# [Instructions for the task]
Locate each line containing the string "Conjunto" and copy it out.
# # # # # # #
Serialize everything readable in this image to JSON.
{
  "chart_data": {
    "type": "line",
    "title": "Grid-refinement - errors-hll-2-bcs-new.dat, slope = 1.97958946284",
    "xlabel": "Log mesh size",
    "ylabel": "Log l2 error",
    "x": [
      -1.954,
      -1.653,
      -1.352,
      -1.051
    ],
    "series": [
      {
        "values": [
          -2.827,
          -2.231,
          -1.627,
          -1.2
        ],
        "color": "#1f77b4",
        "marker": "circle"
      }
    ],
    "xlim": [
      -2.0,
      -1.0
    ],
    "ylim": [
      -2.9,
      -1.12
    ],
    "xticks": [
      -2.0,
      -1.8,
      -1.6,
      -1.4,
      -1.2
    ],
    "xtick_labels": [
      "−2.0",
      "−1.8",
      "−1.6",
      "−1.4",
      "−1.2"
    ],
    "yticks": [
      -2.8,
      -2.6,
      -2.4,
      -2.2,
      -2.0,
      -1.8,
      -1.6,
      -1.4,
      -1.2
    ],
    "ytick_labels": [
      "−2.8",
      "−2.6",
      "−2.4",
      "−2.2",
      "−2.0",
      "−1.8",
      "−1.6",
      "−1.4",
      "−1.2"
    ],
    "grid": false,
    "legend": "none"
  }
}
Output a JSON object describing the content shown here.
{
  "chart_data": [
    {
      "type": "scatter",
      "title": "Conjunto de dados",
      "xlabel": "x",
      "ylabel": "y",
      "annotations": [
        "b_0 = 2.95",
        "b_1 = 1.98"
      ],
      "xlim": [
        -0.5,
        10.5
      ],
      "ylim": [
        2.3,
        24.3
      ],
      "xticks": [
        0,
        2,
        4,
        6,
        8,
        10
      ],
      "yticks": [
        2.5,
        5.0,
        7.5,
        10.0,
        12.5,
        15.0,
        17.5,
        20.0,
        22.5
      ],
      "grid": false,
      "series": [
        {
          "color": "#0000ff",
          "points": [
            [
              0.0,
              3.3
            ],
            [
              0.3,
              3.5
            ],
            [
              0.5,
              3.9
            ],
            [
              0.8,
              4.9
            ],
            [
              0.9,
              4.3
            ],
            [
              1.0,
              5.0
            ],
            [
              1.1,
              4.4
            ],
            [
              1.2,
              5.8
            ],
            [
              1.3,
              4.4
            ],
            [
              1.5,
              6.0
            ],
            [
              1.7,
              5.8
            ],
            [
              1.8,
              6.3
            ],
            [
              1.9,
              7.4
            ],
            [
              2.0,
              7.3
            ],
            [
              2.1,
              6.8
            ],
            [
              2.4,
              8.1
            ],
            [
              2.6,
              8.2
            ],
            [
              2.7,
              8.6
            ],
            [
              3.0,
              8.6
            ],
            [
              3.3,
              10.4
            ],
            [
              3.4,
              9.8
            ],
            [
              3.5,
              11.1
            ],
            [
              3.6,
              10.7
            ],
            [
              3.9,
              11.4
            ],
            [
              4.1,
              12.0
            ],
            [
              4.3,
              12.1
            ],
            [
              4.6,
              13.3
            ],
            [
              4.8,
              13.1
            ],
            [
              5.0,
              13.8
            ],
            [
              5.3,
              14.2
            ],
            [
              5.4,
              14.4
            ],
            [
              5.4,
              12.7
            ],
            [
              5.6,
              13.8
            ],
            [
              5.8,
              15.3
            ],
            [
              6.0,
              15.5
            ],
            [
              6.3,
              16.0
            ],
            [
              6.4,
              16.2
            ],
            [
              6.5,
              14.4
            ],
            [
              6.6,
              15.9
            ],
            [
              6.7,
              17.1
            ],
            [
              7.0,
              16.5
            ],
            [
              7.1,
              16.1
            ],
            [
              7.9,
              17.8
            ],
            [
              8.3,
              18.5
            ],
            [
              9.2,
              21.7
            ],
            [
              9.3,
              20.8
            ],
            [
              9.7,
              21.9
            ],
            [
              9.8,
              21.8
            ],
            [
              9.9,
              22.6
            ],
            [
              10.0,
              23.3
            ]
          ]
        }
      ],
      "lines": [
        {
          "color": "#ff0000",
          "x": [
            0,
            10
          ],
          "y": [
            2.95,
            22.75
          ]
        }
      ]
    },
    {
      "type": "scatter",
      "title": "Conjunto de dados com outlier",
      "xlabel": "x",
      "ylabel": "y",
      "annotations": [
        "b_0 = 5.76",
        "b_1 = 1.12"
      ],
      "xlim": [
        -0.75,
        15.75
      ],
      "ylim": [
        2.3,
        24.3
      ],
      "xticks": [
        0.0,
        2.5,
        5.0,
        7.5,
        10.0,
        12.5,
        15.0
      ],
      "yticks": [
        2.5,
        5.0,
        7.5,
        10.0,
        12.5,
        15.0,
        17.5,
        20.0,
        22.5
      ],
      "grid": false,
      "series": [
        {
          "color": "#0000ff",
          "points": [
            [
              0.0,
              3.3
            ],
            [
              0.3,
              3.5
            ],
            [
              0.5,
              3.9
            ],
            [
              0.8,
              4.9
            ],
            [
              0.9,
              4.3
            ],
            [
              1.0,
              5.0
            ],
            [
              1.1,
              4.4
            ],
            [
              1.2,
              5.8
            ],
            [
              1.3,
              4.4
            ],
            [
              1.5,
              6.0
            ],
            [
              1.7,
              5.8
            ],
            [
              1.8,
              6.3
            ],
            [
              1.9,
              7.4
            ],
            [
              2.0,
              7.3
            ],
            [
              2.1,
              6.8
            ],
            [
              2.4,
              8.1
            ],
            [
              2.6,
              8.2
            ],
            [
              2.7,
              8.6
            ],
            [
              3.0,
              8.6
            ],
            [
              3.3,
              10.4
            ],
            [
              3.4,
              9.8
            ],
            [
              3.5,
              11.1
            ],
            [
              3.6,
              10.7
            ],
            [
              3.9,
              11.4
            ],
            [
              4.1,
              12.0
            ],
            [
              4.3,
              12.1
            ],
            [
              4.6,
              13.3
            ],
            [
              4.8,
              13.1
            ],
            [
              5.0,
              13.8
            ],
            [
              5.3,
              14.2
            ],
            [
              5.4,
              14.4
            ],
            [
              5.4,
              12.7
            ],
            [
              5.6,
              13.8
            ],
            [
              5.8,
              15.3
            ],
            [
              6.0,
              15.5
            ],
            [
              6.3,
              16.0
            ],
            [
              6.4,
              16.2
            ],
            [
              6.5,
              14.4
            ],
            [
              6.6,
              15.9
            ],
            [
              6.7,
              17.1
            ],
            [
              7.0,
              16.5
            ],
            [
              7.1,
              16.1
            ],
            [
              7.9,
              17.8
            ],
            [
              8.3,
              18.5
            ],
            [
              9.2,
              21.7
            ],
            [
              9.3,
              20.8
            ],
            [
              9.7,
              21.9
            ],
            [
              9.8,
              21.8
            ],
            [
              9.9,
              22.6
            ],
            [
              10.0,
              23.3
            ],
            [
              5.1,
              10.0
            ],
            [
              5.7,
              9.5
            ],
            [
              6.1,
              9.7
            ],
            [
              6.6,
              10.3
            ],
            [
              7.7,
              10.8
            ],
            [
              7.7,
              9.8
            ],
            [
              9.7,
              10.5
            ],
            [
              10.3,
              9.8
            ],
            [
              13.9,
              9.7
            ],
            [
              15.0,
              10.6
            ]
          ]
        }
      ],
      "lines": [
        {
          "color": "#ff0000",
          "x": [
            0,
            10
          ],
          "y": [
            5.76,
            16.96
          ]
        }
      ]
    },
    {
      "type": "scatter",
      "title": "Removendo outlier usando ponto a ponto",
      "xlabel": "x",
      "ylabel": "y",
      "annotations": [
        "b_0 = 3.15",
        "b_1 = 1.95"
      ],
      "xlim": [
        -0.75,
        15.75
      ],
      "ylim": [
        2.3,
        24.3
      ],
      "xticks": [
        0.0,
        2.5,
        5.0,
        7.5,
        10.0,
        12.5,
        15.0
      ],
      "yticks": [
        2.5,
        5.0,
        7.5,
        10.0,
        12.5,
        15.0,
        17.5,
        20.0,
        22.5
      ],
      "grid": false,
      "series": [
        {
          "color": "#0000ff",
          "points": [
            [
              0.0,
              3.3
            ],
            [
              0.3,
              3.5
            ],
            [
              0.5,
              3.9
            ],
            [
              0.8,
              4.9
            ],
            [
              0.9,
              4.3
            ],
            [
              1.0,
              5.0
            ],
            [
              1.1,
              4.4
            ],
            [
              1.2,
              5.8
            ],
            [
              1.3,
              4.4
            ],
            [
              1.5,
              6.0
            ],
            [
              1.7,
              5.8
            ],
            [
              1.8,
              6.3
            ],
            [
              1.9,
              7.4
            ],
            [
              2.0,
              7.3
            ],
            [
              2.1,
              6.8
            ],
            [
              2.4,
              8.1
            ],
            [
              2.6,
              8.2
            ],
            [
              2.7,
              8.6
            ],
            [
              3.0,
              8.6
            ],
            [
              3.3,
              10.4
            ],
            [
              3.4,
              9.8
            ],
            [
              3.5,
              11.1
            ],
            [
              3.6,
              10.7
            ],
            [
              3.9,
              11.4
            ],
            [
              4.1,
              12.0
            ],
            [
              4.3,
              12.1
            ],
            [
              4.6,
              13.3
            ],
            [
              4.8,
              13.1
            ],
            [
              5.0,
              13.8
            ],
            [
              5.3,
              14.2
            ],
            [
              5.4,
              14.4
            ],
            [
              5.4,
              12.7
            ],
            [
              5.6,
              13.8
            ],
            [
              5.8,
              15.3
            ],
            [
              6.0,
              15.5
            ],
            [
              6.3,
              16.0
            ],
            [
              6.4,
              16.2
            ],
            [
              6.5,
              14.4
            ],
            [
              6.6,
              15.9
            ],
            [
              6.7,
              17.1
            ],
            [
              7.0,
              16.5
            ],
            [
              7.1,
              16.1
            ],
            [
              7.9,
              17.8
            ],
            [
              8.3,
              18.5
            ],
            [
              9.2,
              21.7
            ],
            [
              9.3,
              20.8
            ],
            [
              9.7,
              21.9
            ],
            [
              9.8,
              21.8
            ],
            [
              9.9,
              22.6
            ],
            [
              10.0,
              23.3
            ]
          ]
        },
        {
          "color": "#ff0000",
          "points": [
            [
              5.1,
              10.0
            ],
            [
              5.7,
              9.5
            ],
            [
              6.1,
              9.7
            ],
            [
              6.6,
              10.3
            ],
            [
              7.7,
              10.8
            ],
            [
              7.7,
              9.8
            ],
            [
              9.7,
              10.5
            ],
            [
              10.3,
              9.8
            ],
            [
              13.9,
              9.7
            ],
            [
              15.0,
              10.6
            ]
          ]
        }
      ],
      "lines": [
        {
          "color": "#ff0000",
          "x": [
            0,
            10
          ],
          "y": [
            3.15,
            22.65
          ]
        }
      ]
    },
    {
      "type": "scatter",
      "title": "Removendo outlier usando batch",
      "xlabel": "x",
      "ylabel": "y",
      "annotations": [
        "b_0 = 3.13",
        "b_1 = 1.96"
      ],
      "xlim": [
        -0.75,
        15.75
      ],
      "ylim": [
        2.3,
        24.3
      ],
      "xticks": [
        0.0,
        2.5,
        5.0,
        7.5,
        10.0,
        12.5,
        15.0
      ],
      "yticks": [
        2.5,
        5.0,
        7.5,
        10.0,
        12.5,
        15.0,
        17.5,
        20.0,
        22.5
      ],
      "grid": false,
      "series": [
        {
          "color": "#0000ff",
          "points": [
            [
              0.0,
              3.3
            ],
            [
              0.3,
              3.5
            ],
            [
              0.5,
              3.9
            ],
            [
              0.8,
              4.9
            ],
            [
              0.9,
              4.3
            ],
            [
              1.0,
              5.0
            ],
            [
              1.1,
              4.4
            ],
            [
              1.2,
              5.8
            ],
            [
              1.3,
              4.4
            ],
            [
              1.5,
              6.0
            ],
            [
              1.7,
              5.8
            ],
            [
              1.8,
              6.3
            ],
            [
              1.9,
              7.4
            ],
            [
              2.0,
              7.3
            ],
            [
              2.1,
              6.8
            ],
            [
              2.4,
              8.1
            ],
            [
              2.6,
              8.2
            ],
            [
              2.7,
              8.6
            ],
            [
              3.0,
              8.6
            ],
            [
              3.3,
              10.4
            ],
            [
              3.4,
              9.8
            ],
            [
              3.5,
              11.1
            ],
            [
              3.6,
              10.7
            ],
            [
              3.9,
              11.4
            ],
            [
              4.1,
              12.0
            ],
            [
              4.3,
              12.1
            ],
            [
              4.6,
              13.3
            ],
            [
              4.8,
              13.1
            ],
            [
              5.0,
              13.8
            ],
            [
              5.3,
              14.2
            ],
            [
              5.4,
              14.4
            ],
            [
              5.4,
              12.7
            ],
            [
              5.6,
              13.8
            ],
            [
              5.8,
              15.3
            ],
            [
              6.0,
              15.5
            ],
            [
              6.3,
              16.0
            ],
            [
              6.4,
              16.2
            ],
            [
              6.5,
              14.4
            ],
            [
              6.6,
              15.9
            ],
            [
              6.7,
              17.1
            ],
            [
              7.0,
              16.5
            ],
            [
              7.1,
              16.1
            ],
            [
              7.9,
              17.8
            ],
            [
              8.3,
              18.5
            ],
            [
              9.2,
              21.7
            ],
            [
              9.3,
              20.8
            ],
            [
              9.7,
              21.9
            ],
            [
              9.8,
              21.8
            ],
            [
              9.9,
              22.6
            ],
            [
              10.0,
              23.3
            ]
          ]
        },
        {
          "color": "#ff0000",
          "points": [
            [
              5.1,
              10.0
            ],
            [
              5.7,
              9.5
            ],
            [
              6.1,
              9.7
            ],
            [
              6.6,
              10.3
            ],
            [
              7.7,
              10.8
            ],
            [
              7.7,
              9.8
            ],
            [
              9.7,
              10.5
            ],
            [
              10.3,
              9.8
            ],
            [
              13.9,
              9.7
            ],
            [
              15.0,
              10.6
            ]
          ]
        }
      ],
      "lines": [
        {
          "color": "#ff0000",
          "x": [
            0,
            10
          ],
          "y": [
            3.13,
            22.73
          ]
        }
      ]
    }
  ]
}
# # # # # # #
# [Exercise solution]
      "title": "Conjunto de dados",
      "title": "Conjunto de dados com outlier",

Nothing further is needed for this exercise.